DO THIS:
Retype the complete listing exactly as it appears.

Dataset records:
begin
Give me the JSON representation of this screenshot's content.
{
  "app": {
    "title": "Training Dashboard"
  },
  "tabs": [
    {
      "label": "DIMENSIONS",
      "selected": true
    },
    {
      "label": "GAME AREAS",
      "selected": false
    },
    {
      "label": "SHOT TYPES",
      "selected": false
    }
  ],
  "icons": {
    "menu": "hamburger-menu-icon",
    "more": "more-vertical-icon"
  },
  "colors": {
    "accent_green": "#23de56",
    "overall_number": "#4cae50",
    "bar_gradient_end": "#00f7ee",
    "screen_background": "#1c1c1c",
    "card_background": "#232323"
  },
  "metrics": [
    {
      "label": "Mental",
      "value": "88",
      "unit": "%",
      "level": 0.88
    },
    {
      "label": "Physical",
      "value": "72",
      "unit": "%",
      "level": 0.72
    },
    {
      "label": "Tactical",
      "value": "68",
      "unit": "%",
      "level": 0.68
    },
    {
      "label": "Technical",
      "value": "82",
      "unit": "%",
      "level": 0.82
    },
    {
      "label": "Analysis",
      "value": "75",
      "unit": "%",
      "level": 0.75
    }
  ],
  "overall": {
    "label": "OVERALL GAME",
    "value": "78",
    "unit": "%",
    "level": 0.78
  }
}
end
RESULT BELOW:
Give me the JSON representation of this screenshot's content.
{
  "app": {
    "title": "Training Dashboard"
  },
  "tabs": [
    {
      "label": "DIMENSIONS",
      "selected": true
    },
    {
      "label": "GAME AREAS",
      "selected": false
    },
    {
      "label": "SHOT TYPES",
      "selected": false
    }
  ],
  "icons": {
    "menu": "hamburger-menu-icon",
    "more": "more-vertical-icon"
  },
  "colors": {
    "accent_green": "#23de56",
    "overall_number": "#4cae50",
    "bar_gradient_end": "#00f7ee",
    "screen_background": "#1c1c1c",
    "card_background": "#232323"
  },
  "metrics": [
    {
      "label": "Mental",
      "value": "88",
      "unit": "%",
      "level": 0.88
    },
    {
      "label": "Physical",
      "value": "72",
      "unit": "%",
      "level": 0.72
    },
    {
      "label": "Tactical",
      "value": "68",
      "unit": "%",
      "level": 0.68
    },
    {
      "label": "Technical",
      "value": "82",
      "unit": "%",
      "level": 0.82
    },
    {
      "label": "Analysis",
      "value": "75",
      "unit": "%",
      "level": 0.75
    }
  ],
  "overall": {
    "label": "OVERALL GAME",
    "value": "78",
    "unit": "%",
    "level": 0.78
  }
}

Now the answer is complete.